■ **What you need to do**
Your answer should be a single number: the count of lines that hold the word "RAOB".

··· Entries supplied ···

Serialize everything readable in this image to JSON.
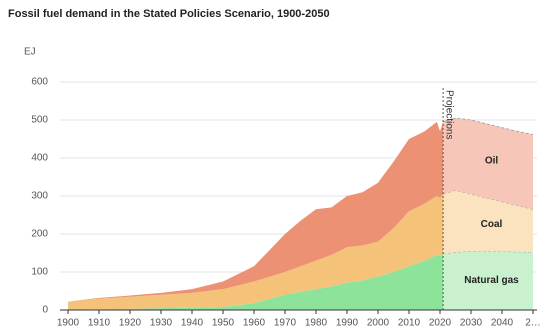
{
  "chart_data": {
    "type": "stacked-area",
    "title": "Fossil fuel demand in the Stated Policies Scenario, 1900-2050",
    "y_label": "EJ",
    "x": [
      1900,
      1910,
      1920,
      1930,
      1940,
      1950,
      1960,
      1970,
      1975,
      1980,
      1985,
      1990,
      1995,
      2000,
      2005,
      2010,
      2015,
      2019,
      2020,
      2021,
      2025,
      2030,
      2035,
      2040,
      2045,
      2050
    ],
    "series": [
      {
        "name": "Natural gas",
        "color": "#8ee39a",
        "projection_color": "#c9f1cd",
        "values": [
          1,
          2,
          3,
          5,
          6,
          8,
          18,
          40,
          48,
          55,
          62,
          72,
          78,
          88,
          100,
          115,
          130,
          145,
          142,
          148,
          152,
          155,
          155,
          154,
          153,
          152
        ]
      },
      {
        "name": "Coal",
        "color": "#f5c27a",
        "projection_color": "#fbe3bf",
        "values": [
          21,
          28,
          32,
          35,
          39,
          47,
          57,
          60,
          67,
          75,
          83,
          93,
          92,
          92,
          115,
          145,
          150,
          155,
          153,
          157,
          163,
          150,
          140,
          131,
          122,
          113
        ]
      },
      {
        "name": "Oil",
        "color": "#ec9173",
        "projection_color": "#f6c7b8",
        "values": [
          0,
          2,
          3,
          5,
          10,
          20,
          40,
          100,
          120,
          135,
          125,
          135,
          140,
          155,
          175,
          190,
          190,
          195,
          175,
          190,
          190,
          195,
          195,
          195,
          195,
          197
        ]
      }
    ],
    "annotation": {
      "text": "Projections",
      "x": 2021
    },
    "xlim": [
      1900,
      2050
    ],
    "xticks": [
      1900,
      1910,
      1920,
      1930,
      1940,
      1950,
      1960,
      1970,
      1980,
      1990,
      2000,
      2010,
      2020,
      2030,
      2040,
      {
        "value": 2050,
        "label": "2…"
      }
    ],
    "ylim": [
      0,
      600
    ],
    "yticks": [
      0,
      100,
      200,
      300,
      400,
      500,
      600
    ],
    "grid": true
  }
}
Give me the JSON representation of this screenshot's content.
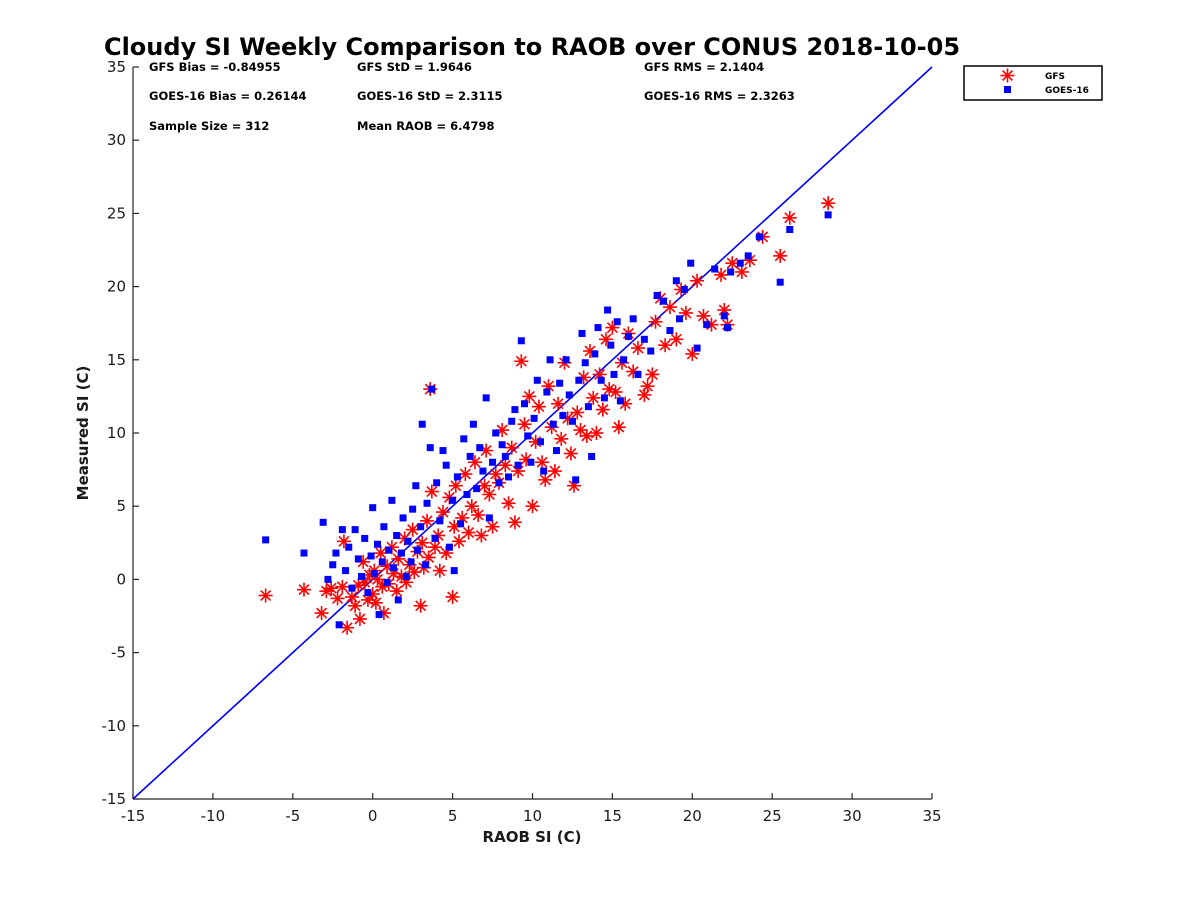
{
  "chart_data": {
    "type": "scatter",
    "title": "Cloudy SI Weekly Comparison to RAOB over CONUS 2018-10-05",
    "xlabel": "RAOB SI (C)",
    "ylabel": "Measured SI (C)",
    "xlim": [
      -15,
      35
    ],
    "ylim": [
      -15,
      35
    ],
    "xticks": [
      "-15",
      "-10",
      "-5",
      "0",
      "5",
      "10",
      "15",
      "20",
      "25",
      "30",
      "35"
    ],
    "yticks": [
      "-15",
      "-10",
      "-5",
      "0",
      "5",
      "10",
      "15",
      "20",
      "25",
      "30",
      "35"
    ],
    "reference_line": {
      "x": [
        -15,
        35
      ],
      "y": [
        -15,
        35
      ],
      "color": "#0000ff"
    },
    "legend_position": "outside top-right",
    "stats": [
      {
        "text": "GFS Bias = -0.84955"
      },
      {
        "text": "GFS StD = 1.9646"
      },
      {
        "text": "GFS RMS = 2.1404"
      },
      {
        "text": "GOES-16 Bias = 0.26144"
      },
      {
        "text": "GOES-16 StD = 2.3115"
      },
      {
        "text": "GOES-16 RMS = 2.3263"
      },
      {
        "text": "Sample Size = 312"
      },
      {
        "text": "Mean RAOB = 6.4798"
      }
    ],
    "series": [
      {
        "name": "GFS",
        "marker": "asterisk",
        "color": "#ff0000",
        "points": [
          [
            -6.7,
            -1.1
          ],
          [
            -4.3,
            -0.7
          ],
          [
            -3.2,
            -2.3
          ],
          [
            -2.9,
            -0.8
          ],
          [
            -2.6,
            -0.6
          ],
          [
            -2.2,
            -1.3
          ],
          [
            -1.9,
            -0.5
          ],
          [
            -1.8,
            2.6
          ],
          [
            -1.6,
            -3.3
          ],
          [
            -1.3,
            -1.2
          ],
          [
            -1.1,
            -1.8
          ],
          [
            -0.9,
            -0.4
          ],
          [
            -0.8,
            -2.7
          ],
          [
            -0.6,
            1.2
          ],
          [
            -0.5,
            -0.2
          ],
          [
            -0.3,
            -1.4
          ],
          [
            -0.2,
            0.3
          ],
          [
            0.0,
            -1.0
          ],
          [
            0.1,
            0.6
          ],
          [
            0.2,
            -1.6
          ],
          [
            0.3,
            0.0
          ],
          [
            0.5,
            1.8
          ],
          [
            0.6,
            -0.5
          ],
          [
            0.7,
            -2.3
          ],
          [
            0.9,
            0.9
          ],
          [
            1.0,
            -0.3
          ],
          [
            1.2,
            2.2
          ],
          [
            1.3,
            0.4
          ],
          [
            1.5,
            -0.8
          ],
          [
            1.6,
            1.4
          ],
          [
            1.8,
            0.2
          ],
          [
            2.0,
            2.8
          ],
          [
            2.1,
            -0.2
          ],
          [
            2.3,
            1.0
          ],
          [
            2.5,
            3.4
          ],
          [
            2.6,
            0.5
          ],
          [
            2.8,
            1.9
          ],
          [
            3.0,
            -1.8
          ],
          [
            3.1,
            2.5
          ],
          [
            3.2,
            0.8
          ],
          [
            3.4,
            4.0
          ],
          [
            3.5,
            1.5
          ],
          [
            3.6,
            13.0
          ],
          [
            3.7,
            6.0
          ],
          [
            3.9,
            2.2
          ],
          [
            4.1,
            3.0
          ],
          [
            4.2,
            0.6
          ],
          [
            4.4,
            4.6
          ],
          [
            4.6,
            1.8
          ],
          [
            4.8,
            5.6
          ],
          [
            5.0,
            -1.2
          ],
          [
            5.1,
            3.6
          ],
          [
            5.2,
            6.4
          ],
          [
            5.4,
            2.6
          ],
          [
            5.6,
            4.2
          ],
          [
            5.8,
            7.2
          ],
          [
            6.0,
            3.2
          ],
          [
            6.2,
            5.0
          ],
          [
            6.4,
            8.0
          ],
          [
            6.6,
            4.4
          ],
          [
            6.8,
            3.0
          ],
          [
            7.0,
            6.4
          ],
          [
            7.1,
            8.8
          ],
          [
            7.3,
            5.8
          ],
          [
            7.5,
            3.6
          ],
          [
            7.7,
            7.2
          ],
          [
            7.9,
            6.6
          ],
          [
            8.1,
            10.2
          ],
          [
            8.3,
            7.8
          ],
          [
            8.5,
            5.2
          ],
          [
            8.7,
            9.0
          ],
          [
            8.9,
            3.9
          ],
          [
            9.1,
            7.4
          ],
          [
            9.3,
            14.9
          ],
          [
            9.5,
            10.6
          ],
          [
            9.6,
            8.2
          ],
          [
            9.8,
            12.5
          ],
          [
            10.0,
            5.0
          ],
          [
            10.2,
            9.4
          ],
          [
            10.4,
            11.8
          ],
          [
            10.6,
            8.0
          ],
          [
            10.8,
            6.8
          ],
          [
            11.0,
            13.2
          ],
          [
            11.2,
            10.4
          ],
          [
            11.4,
            7.4
          ],
          [
            11.6,
            12.0
          ],
          [
            11.8,
            9.6
          ],
          [
            12.0,
            14.8
          ],
          [
            12.2,
            11.0
          ],
          [
            12.4,
            8.6
          ],
          [
            12.6,
            6.4
          ],
          [
            12.8,
            11.4
          ],
          [
            13.0,
            10.2
          ],
          [
            13.2,
            13.8
          ],
          [
            13.4,
            9.8
          ],
          [
            13.6,
            15.6
          ],
          [
            13.8,
            12.4
          ],
          [
            14.0,
            10.0
          ],
          [
            14.2,
            14.0
          ],
          [
            14.4,
            11.6
          ],
          [
            14.6,
            16.4
          ],
          [
            14.8,
            13.0
          ],
          [
            15.0,
            17.2
          ],
          [
            15.2,
            12.8
          ],
          [
            15.4,
            10.4
          ],
          [
            15.6,
            14.8
          ],
          [
            15.8,
            12.0
          ],
          [
            16.0,
            16.8
          ],
          [
            16.3,
            14.2
          ],
          [
            16.6,
            15.8
          ],
          [
            17.0,
            12.6
          ],
          [
            17.2,
            13.2
          ],
          [
            17.5,
            14.0
          ],
          [
            17.7,
            17.6
          ],
          [
            18.0,
            19.2
          ],
          [
            18.3,
            16.0
          ],
          [
            18.6,
            18.6
          ],
          [
            19.0,
            16.4
          ],
          [
            19.3,
            19.8
          ],
          [
            19.6,
            18.2
          ],
          [
            20.0,
            15.4
          ],
          [
            20.3,
            20.4
          ],
          [
            20.7,
            18.0
          ],
          [
            21.2,
            17.4
          ],
          [
            21.8,
            20.8
          ],
          [
            22.0,
            18.4
          ],
          [
            22.2,
            17.4
          ],
          [
            22.5,
            21.6
          ],
          [
            23.1,
            21.0
          ],
          [
            23.6,
            21.8
          ],
          [
            24.4,
            23.4
          ],
          [
            25.5,
            22.1
          ],
          [
            26.1,
            24.7
          ],
          [
            28.5,
            25.7
          ]
        ]
      },
      {
        "name": "GOES-16",
        "marker": "square",
        "color": "#0000ff",
        "points": [
          [
            -6.7,
            2.7
          ],
          [
            -4.3,
            1.8
          ],
          [
            -3.1,
            3.9
          ],
          [
            -2.8,
            0.0
          ],
          [
            -2.5,
            1.0
          ],
          [
            -2.3,
            1.8
          ],
          [
            -2.1,
            -3.1
          ],
          [
            -1.9,
            3.4
          ],
          [
            -1.7,
            0.6
          ],
          [
            -1.5,
            2.2
          ],
          [
            -1.3,
            -0.6
          ],
          [
            -1.1,
            3.4
          ],
          [
            -0.9,
            1.4
          ],
          [
            -0.7,
            0.2
          ],
          [
            -0.5,
            2.8
          ],
          [
            -0.3,
            -0.9
          ],
          [
            -0.1,
            1.6
          ],
          [
            0.0,
            4.9
          ],
          [
            0.1,
            0.4
          ],
          [
            0.3,
            2.4
          ],
          [
            0.4,
            -2.4
          ],
          [
            0.6,
            1.2
          ],
          [
            0.7,
            3.6
          ],
          [
            0.9,
            -0.2
          ],
          [
            1.0,
            2.0
          ],
          [
            1.2,
            5.4
          ],
          [
            1.3,
            0.8
          ],
          [
            1.5,
            3.0
          ],
          [
            1.6,
            -1.4
          ],
          [
            1.8,
            1.8
          ],
          [
            1.9,
            4.2
          ],
          [
            2.1,
            0.2
          ],
          [
            2.2,
            2.6
          ],
          [
            2.4,
            1.2
          ],
          [
            2.5,
            4.8
          ],
          [
            2.7,
            6.4
          ],
          [
            2.8,
            2.0
          ],
          [
            3.0,
            3.6
          ],
          [
            3.1,
            10.6
          ],
          [
            3.3,
            1.0
          ],
          [
            3.4,
            5.2
          ],
          [
            3.6,
            9.0
          ],
          [
            3.7,
            13.0
          ],
          [
            3.9,
            2.8
          ],
          [
            4.0,
            6.6
          ],
          [
            4.2,
            4.0
          ],
          [
            4.4,
            8.8
          ],
          [
            4.6,
            7.8
          ],
          [
            4.8,
            2.2
          ],
          [
            5.0,
            5.4
          ],
          [
            5.1,
            0.6
          ],
          [
            5.3,
            7.0
          ],
          [
            5.5,
            3.8
          ],
          [
            5.7,
            9.6
          ],
          [
            5.9,
            5.8
          ],
          [
            6.1,
            8.4
          ],
          [
            6.3,
            10.6
          ],
          [
            6.5,
            6.2
          ],
          [
            6.7,
            9.0
          ],
          [
            6.9,
            7.4
          ],
          [
            7.1,
            12.4
          ],
          [
            7.3,
            4.2
          ],
          [
            7.5,
            8.0
          ],
          [
            7.7,
            10.0
          ],
          [
            7.9,
            6.6
          ],
          [
            8.1,
            9.2
          ],
          [
            8.3,
            8.4
          ],
          [
            8.5,
            7.0
          ],
          [
            8.7,
            10.8
          ],
          [
            8.9,
            11.6
          ],
          [
            9.1,
            7.8
          ],
          [
            9.3,
            16.3
          ],
          [
            9.5,
            12.0
          ],
          [
            9.7,
            9.8
          ],
          [
            9.9,
            8.0
          ],
          [
            10.1,
            11.0
          ],
          [
            10.3,
            13.6
          ],
          [
            10.5,
            9.4
          ],
          [
            10.7,
            7.4
          ],
          [
            10.9,
            12.8
          ],
          [
            11.1,
            15.0
          ],
          [
            11.3,
            10.6
          ],
          [
            11.5,
            8.8
          ],
          [
            11.7,
            13.4
          ],
          [
            11.9,
            11.2
          ],
          [
            12.1,
            15.0
          ],
          [
            12.3,
            12.6
          ],
          [
            12.5,
            10.8
          ],
          [
            12.7,
            6.8
          ],
          [
            12.9,
            13.6
          ],
          [
            13.1,
            16.8
          ],
          [
            13.3,
            14.8
          ],
          [
            13.5,
            11.8
          ],
          [
            13.7,
            8.4
          ],
          [
            13.9,
            15.4
          ],
          [
            14.1,
            17.2
          ],
          [
            14.3,
            13.6
          ],
          [
            14.5,
            12.4
          ],
          [
            14.7,
            18.4
          ],
          [
            14.9,
            16.0
          ],
          [
            15.1,
            14.0
          ],
          [
            15.3,
            17.6
          ],
          [
            15.5,
            12.2
          ],
          [
            15.7,
            15.0
          ],
          [
            16.0,
            16.6
          ],
          [
            16.3,
            17.8
          ],
          [
            16.6,
            14.0
          ],
          [
            17.0,
            16.4
          ],
          [
            17.4,
            15.6
          ],
          [
            17.8,
            19.4
          ],
          [
            18.2,
            19.0
          ],
          [
            18.6,
            17.0
          ],
          [
            19.0,
            20.4
          ],
          [
            19.2,
            17.8
          ],
          [
            19.5,
            19.8
          ],
          [
            19.9,
            21.6
          ],
          [
            20.3,
            15.8
          ],
          [
            20.9,
            17.4
          ],
          [
            21.4,
            21.2
          ],
          [
            22.0,
            18.0
          ],
          [
            22.2,
            17.2
          ],
          [
            22.4,
            21.0
          ],
          [
            23.0,
            21.6
          ],
          [
            23.5,
            22.1
          ],
          [
            24.2,
            23.4
          ],
          [
            25.5,
            20.3
          ],
          [
            26.1,
            23.9
          ],
          [
            28.5,
            24.9
          ]
        ]
      }
    ]
  }
}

···

■ **Solution to the problem**
3